━━━━━ SOURCE DATA ━━━━━

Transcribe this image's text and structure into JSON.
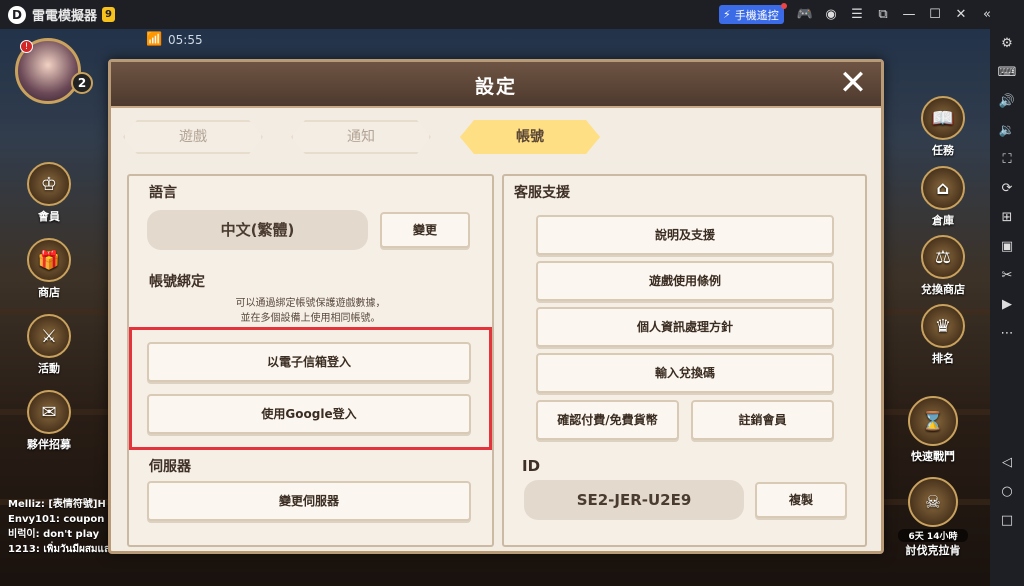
{
  "emulator": {
    "title": "雷電模擬器",
    "badge": "9",
    "remote_label": "手機遙控",
    "top_icons": [
      "gamepad-icon",
      "user-icon",
      "menu-icon",
      "restore-icon",
      "minimize-icon",
      "maximize-icon",
      "close-icon",
      "collapse-icon"
    ],
    "side_icons": [
      "settings-icon",
      "keyboard-icon",
      "volume-up-icon",
      "volume-down-icon",
      "screenshot-icon",
      "rotate-icon",
      "add-window-icon",
      "apk-icon",
      "scissors-icon",
      "record-icon",
      "more-icon",
      "back-icon",
      "home-icon",
      "recent-icon"
    ]
  },
  "game": {
    "clock": "05:55",
    "level": "2",
    "left_hud": [
      {
        "label": "會員"
      },
      {
        "label": "商店"
      },
      {
        "label": "活動"
      },
      {
        "label": "夥伴招募"
      }
    ],
    "right_hud": [
      {
        "label": "任務"
      },
      {
        "label": "倉庫"
      },
      {
        "label": "兌換商店"
      },
      {
        "label": "排名"
      },
      {
        "label": "快速戰鬥"
      },
      {
        "label": "討伐克拉肯"
      }
    ],
    "timer_label": "6天 14小時",
    "chat": [
      "Melliz: [表情符號]H",
      "Envy101: coupon",
      "비럭이: don't play",
      "1213: เพิ่มวันมีผสมแล"
    ]
  },
  "modal": {
    "title": "設定",
    "close_glyph": "✕",
    "tabs": [
      {
        "label": "遊戲",
        "active": false
      },
      {
        "label": "通知",
        "active": false
      },
      {
        "label": "帳號",
        "active": true
      }
    ],
    "left": {
      "language_label": "語言",
      "language_value": "中文(繁體)",
      "change_label": "變更",
      "binding_label": "帳號綁定",
      "binding_hint_1": "可以通過綁定帳號保護遊戲數據，",
      "binding_hint_2": "並在多個設備上使用相同帳號。",
      "email_login": "以電子信箱登入",
      "google_login": "使用Google登入",
      "server_label": "伺服器",
      "change_server": "變更伺服器"
    },
    "right": {
      "support_label": "客服支援",
      "help": "說明及支援",
      "terms": "遊戲使用條例",
      "privacy": "個人資訊處理方針",
      "coupon": "輸入兌換碼",
      "payment": "確認付費/免費貨幣",
      "delete": "註銷會員",
      "id_label": "ID",
      "id_value": "SE2-JER-U2E9",
      "copy": "複製"
    }
  },
  "colors": {
    "highlight": "#e4333a",
    "active_tab": "#ffdf83",
    "header": "#5c4638"
  }
}
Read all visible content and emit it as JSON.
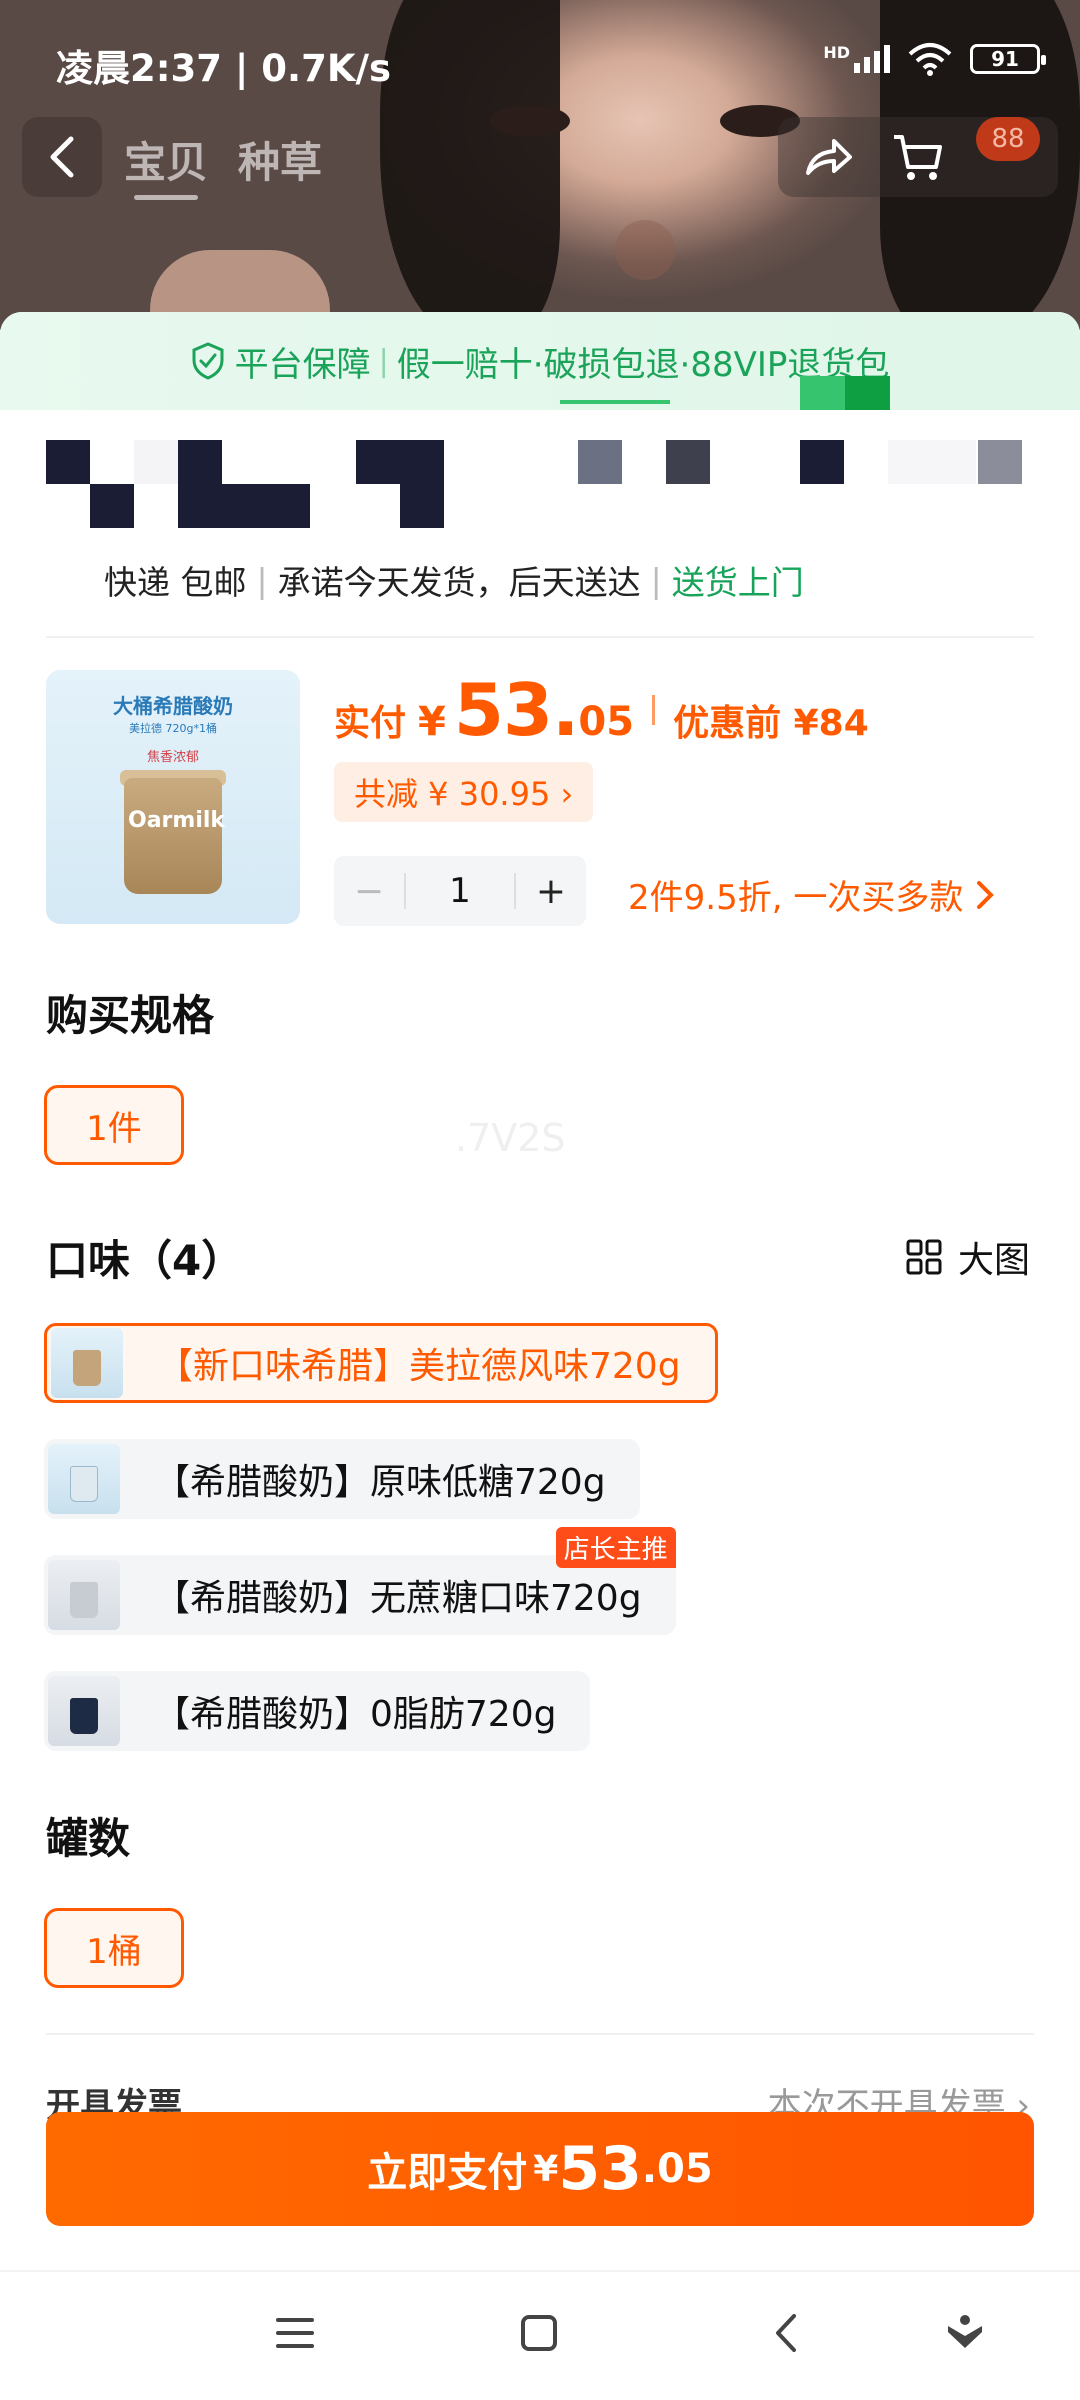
{
  "status": {
    "time": "凌晨2:37 | 0.7K/s",
    "hd": "HD",
    "battery": "91"
  },
  "nav": {
    "tabs": [
      "宝贝",
      "种草"
    ],
    "cart_badge": "88"
  },
  "guarantee": {
    "label": "平台保障",
    "items": "假一赔十·破损包退·88VIP退货包"
  },
  "delivery": {
    "shipping": "快递 包邮",
    "promise": "承诺今天发货，后天送达",
    "home": "送货上门"
  },
  "product": {
    "thumb_title": "大桶希腊酸奶",
    "thumb_sub": "美拉德 720g*1桶",
    "thumb_tag": "焦香浓郁",
    "thumb_brand": "Oarmilk",
    "pay_label": "实付",
    "yen": "¥",
    "price_int": "53.",
    "price_dec": "05",
    "orig_price": "优惠前 ¥84",
    "reduce": "共减 ¥ 30.95 ›",
    "qty": "1",
    "qty_minus": "−",
    "qty_plus": "+",
    "promo": "2件9.5折, 一次买多款"
  },
  "spec": {
    "title": "购买规格",
    "option": "1件"
  },
  "flavor": {
    "title": "口味（4）",
    "bigview": "大图",
    "options": [
      "【新口味希腊】美拉德风味720g",
      "【希腊酸奶】原味低糖720g",
      "【希腊酸奶】无蔗糖口味720g",
      "【希腊酸奶】0脂肪720g"
    ],
    "tag": "店长主推"
  },
  "ghost_text": ".7V2S",
  "cans": {
    "title": "罐数",
    "option": "1桶"
  },
  "peek": {
    "left": "开具发票",
    "right": "本次不开具发票 ›"
  },
  "pay_button": {
    "label": "立即支付",
    "yen": "¥",
    "big": "53",
    "small": ".05"
  },
  "colors": {
    "accent": "#ff5a00",
    "green": "#17a45a"
  }
}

━━━━━

EXERCISE: Wherever the string "JSON" appears in the entries above, list that line.

CORRECT RESPONSE:
Transcribe this image's text and structure into JSON.
Read all visible content and emit it as JSON.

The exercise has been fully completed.